◆ Required work
Filter the entries, keeping every line with the word "探究使用动滑轮是否省功".

Saved entries
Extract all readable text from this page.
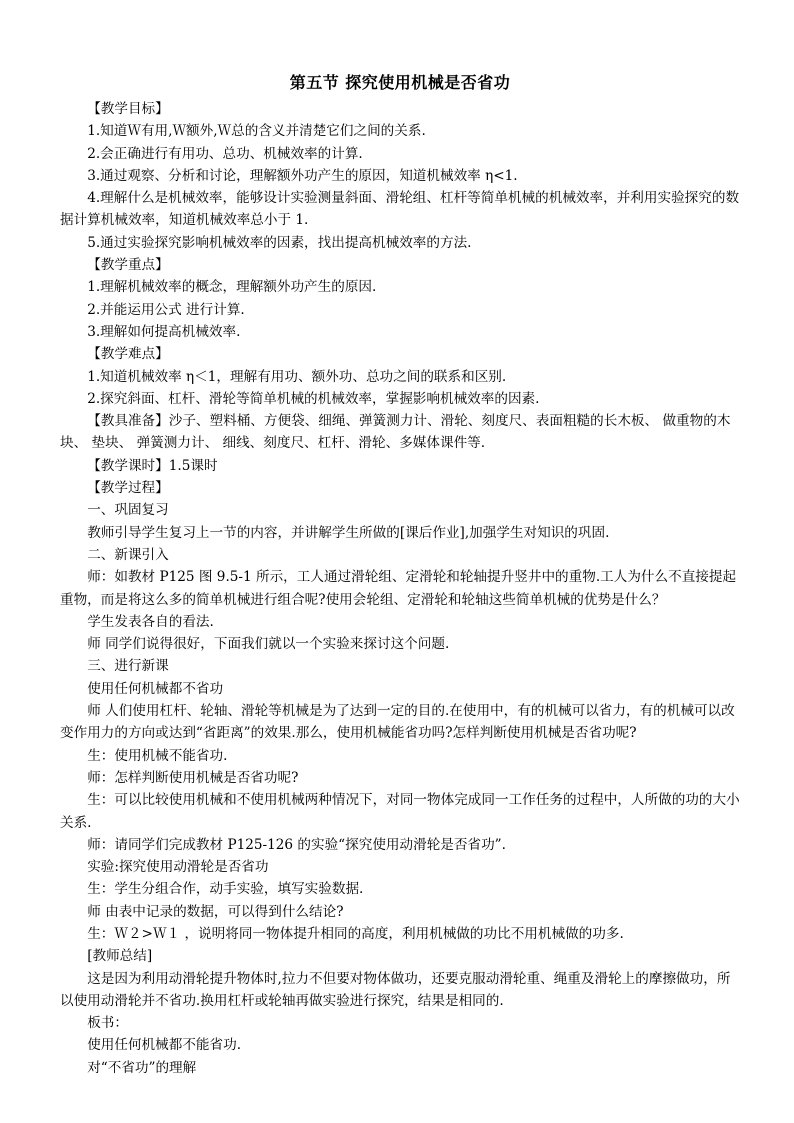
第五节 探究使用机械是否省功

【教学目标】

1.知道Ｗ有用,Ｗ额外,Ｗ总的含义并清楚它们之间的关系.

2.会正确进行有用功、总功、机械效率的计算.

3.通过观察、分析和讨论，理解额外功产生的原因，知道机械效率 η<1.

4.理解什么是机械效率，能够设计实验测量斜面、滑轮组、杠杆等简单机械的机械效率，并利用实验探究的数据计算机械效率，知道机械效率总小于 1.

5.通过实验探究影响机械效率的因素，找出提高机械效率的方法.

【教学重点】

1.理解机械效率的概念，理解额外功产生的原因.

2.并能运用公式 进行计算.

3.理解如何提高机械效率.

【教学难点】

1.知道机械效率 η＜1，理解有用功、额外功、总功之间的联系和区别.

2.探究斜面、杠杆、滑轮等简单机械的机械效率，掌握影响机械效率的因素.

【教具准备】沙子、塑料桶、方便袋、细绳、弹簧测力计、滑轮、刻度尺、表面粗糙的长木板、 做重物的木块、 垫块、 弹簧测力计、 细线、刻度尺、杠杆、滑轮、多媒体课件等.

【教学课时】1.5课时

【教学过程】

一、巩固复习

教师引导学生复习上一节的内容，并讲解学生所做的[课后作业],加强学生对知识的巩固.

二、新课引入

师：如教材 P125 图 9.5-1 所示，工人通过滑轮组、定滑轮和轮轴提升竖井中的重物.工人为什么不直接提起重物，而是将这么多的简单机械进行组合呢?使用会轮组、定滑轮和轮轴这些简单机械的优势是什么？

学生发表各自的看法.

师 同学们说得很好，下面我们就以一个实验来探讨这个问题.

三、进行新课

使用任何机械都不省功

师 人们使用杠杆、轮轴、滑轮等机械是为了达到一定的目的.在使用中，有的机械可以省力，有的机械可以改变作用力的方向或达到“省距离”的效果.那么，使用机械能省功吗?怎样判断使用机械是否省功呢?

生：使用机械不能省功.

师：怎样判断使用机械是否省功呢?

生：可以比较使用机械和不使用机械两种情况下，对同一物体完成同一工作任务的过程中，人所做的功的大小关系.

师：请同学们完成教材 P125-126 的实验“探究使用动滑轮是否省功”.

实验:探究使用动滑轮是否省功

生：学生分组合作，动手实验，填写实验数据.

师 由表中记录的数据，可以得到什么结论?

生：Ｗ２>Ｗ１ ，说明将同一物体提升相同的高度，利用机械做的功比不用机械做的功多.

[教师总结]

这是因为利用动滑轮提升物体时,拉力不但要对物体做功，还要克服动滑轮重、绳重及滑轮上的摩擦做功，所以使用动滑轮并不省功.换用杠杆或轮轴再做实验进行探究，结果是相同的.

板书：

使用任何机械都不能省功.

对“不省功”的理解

...

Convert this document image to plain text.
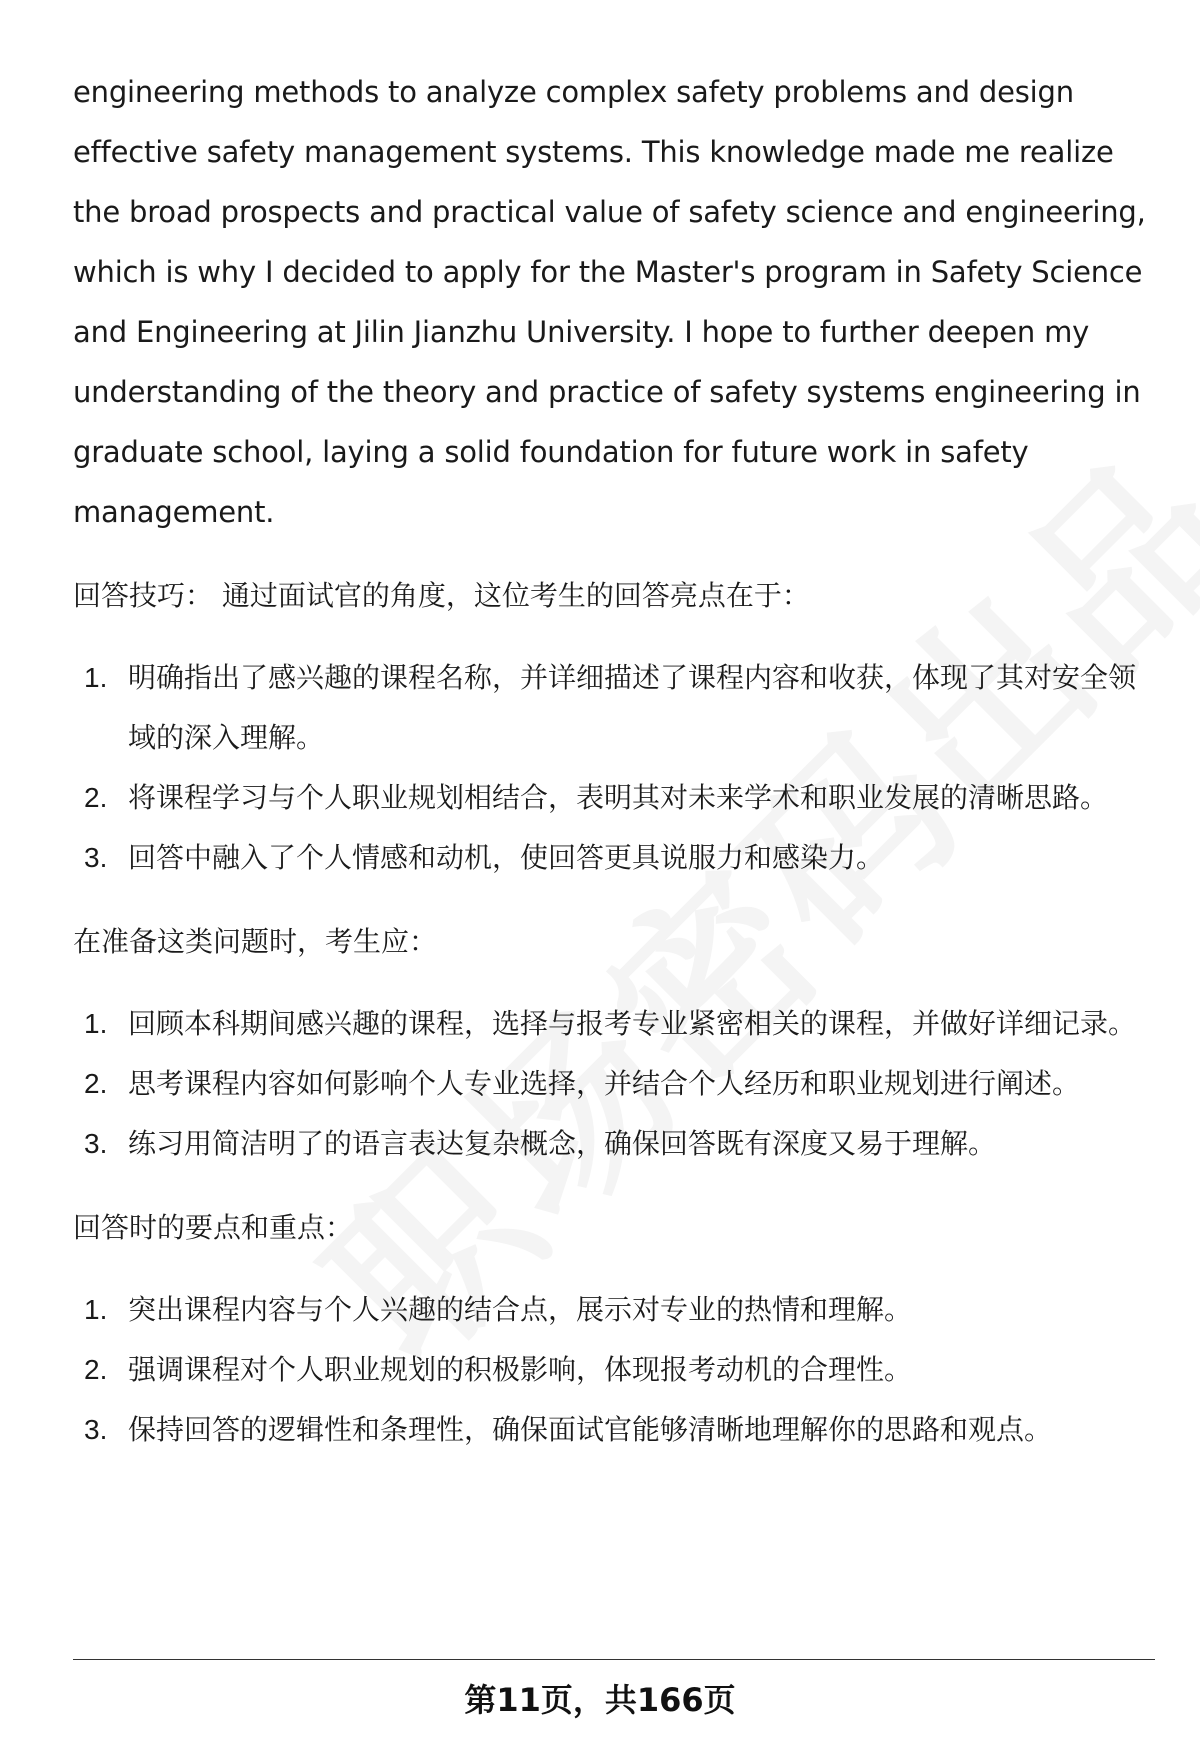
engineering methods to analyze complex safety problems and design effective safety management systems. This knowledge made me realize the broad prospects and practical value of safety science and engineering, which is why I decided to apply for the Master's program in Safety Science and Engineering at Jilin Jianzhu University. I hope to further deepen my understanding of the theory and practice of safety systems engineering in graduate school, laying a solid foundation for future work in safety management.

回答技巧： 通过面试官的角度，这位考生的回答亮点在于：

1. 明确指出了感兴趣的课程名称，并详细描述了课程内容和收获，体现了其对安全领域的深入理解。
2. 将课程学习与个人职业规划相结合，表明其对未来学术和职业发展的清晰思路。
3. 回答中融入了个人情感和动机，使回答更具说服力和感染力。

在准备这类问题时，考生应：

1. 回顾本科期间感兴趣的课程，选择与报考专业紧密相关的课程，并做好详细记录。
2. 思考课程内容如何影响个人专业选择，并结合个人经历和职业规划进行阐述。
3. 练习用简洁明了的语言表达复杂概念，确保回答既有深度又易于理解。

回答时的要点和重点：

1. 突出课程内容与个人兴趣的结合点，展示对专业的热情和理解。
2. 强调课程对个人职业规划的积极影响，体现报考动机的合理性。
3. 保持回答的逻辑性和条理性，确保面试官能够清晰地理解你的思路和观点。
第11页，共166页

◆ Worked solution
师：请同学们完成教材 P125-126 的实验“探究使用动滑轮是否省功”.
实验:探究使用动滑轮是否省功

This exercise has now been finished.